## THE REQUEST:
Track down each line that has the word "used" and copy it.

(Dataset entries)
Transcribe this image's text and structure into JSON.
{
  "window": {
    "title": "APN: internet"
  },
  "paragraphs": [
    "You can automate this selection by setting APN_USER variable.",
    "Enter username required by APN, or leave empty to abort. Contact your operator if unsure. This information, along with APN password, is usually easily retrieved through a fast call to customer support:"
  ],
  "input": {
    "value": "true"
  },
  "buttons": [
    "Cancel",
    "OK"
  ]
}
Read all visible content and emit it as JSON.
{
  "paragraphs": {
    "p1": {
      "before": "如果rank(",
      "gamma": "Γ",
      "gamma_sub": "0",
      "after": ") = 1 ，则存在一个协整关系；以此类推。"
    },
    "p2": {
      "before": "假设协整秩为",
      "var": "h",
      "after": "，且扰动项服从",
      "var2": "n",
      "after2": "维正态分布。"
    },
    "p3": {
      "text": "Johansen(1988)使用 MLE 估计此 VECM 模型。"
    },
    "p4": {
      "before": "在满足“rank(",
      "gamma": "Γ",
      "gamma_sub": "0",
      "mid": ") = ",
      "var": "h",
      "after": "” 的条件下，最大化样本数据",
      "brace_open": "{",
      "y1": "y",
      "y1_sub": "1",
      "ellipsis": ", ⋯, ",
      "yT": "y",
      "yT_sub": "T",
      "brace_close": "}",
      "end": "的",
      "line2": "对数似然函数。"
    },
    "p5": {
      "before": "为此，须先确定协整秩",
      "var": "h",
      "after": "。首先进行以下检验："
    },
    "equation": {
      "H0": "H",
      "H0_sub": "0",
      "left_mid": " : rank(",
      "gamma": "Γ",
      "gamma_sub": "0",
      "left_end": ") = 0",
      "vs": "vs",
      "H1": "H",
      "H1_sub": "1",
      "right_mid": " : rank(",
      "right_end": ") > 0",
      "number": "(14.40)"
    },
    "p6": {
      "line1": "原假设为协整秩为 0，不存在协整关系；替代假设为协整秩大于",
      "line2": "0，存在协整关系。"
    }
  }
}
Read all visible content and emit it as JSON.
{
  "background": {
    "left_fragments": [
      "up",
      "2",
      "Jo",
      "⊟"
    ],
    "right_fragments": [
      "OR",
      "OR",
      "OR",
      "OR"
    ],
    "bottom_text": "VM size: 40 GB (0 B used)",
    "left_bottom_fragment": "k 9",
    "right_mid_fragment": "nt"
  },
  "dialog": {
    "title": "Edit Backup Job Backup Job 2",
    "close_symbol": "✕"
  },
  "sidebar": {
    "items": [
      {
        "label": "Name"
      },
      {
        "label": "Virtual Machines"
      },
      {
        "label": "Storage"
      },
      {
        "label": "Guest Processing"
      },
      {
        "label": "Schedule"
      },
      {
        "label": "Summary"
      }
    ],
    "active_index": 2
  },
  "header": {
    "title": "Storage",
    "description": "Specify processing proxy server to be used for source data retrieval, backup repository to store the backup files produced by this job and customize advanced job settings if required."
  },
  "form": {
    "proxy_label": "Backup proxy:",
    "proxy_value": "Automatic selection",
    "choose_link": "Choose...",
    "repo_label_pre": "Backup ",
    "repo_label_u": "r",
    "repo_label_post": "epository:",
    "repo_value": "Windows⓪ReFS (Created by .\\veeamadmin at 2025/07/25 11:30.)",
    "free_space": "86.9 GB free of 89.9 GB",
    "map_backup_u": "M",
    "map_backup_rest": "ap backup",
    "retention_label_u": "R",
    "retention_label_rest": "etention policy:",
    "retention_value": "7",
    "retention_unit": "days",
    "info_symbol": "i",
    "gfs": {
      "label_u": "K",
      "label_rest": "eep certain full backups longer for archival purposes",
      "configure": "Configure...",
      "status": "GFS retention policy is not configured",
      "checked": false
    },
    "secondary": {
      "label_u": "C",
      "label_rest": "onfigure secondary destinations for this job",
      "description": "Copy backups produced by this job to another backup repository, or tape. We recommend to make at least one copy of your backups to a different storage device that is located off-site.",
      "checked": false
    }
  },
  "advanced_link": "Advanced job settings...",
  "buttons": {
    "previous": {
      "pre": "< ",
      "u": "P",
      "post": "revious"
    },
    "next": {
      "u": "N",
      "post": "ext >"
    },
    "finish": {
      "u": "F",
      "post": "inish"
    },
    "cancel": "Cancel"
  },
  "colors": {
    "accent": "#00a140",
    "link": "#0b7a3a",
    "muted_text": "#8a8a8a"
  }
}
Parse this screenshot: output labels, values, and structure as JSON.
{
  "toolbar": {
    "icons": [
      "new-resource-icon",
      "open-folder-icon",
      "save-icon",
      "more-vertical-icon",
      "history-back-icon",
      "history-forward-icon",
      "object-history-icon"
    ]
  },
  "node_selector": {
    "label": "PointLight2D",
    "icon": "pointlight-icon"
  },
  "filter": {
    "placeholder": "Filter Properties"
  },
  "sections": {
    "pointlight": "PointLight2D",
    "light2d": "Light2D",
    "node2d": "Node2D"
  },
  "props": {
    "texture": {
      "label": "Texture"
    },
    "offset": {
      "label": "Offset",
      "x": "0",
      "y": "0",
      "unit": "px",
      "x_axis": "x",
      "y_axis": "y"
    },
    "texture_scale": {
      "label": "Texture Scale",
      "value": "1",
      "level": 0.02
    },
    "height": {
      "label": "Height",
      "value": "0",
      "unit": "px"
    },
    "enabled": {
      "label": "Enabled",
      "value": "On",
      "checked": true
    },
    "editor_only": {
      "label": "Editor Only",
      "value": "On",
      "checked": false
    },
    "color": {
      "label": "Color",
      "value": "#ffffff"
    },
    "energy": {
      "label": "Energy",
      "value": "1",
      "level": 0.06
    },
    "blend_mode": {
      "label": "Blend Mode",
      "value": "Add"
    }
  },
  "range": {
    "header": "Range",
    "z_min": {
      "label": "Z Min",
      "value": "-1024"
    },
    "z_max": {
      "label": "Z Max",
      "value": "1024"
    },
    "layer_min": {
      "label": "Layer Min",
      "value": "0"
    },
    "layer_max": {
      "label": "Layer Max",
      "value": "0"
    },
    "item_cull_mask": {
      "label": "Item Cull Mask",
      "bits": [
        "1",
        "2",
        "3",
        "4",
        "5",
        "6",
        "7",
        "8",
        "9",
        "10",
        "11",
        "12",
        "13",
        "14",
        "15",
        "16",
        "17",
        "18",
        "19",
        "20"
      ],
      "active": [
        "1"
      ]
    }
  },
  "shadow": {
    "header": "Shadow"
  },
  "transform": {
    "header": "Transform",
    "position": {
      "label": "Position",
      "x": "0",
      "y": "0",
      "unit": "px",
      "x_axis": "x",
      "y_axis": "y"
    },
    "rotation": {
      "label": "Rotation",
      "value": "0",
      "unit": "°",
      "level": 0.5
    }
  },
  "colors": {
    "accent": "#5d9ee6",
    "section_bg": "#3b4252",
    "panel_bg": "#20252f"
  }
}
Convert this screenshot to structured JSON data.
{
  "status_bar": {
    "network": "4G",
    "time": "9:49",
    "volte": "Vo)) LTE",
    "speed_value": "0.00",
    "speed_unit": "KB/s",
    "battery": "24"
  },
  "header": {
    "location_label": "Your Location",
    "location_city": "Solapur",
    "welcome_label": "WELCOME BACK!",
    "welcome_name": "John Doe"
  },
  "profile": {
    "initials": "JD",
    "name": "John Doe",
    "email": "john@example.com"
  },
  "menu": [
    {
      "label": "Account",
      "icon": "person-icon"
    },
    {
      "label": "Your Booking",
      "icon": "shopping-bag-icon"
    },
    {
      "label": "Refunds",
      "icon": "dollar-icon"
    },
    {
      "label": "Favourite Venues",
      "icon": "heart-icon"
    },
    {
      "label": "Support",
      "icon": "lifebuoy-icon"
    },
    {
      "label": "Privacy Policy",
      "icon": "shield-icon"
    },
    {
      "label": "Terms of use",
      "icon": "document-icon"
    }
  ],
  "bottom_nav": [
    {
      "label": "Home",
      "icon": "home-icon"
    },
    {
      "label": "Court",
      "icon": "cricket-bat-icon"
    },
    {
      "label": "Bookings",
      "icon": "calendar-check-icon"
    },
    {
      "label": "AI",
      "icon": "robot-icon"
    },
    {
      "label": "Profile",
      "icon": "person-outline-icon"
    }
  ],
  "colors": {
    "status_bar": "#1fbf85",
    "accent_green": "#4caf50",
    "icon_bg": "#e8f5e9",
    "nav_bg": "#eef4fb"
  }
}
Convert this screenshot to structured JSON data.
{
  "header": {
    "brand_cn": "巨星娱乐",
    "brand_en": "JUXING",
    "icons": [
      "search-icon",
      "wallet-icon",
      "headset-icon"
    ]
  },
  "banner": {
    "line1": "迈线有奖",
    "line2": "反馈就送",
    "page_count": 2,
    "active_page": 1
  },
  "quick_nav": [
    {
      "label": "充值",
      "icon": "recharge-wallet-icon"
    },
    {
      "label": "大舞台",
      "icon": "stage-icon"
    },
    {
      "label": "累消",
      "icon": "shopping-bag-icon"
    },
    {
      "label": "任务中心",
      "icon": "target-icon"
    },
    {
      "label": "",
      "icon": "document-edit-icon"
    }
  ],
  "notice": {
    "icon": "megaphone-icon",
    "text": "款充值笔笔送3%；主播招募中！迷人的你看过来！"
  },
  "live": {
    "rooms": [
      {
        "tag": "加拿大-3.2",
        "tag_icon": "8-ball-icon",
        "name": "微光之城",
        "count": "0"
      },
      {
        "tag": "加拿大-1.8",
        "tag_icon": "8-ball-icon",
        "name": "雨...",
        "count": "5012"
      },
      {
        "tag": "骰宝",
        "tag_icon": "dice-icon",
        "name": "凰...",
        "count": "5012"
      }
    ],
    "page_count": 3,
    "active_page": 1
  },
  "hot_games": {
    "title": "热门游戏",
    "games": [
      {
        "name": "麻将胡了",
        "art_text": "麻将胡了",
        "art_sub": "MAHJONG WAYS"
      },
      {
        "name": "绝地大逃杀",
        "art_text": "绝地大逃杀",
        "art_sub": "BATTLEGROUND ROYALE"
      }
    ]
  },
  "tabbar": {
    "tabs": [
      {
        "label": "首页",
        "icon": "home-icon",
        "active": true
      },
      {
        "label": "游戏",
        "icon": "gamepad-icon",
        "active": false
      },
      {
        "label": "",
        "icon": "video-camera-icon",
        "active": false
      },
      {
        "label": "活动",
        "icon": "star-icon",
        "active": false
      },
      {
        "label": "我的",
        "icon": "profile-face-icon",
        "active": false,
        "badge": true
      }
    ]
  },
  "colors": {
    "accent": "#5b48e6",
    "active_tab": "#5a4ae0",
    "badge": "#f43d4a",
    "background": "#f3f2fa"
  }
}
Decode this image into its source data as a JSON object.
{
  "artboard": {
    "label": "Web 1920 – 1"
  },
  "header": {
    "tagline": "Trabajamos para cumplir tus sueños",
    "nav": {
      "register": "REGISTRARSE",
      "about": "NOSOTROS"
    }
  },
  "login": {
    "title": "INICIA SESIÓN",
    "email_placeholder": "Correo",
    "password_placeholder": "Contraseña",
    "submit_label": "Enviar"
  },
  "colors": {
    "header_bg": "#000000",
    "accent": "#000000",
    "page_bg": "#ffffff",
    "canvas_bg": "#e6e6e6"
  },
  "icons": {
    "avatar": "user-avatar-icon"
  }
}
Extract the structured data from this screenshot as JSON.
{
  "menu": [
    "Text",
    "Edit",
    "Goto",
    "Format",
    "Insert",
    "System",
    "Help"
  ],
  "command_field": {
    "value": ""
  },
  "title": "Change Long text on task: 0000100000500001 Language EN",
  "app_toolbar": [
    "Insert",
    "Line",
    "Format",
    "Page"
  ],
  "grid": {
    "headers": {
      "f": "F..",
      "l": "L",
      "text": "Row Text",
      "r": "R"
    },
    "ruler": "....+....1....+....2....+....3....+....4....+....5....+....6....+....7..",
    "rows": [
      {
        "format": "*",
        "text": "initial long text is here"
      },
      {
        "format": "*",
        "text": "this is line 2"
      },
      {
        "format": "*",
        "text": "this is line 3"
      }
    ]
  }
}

## IN RESPONSE:
    "bottom_text": "VM size: 40 GB (0 B used)",
    "description": "Specify processing proxy server to be used for source data retrieval, backup repository to store the backup files produced by this job and customize advanced job settings if required."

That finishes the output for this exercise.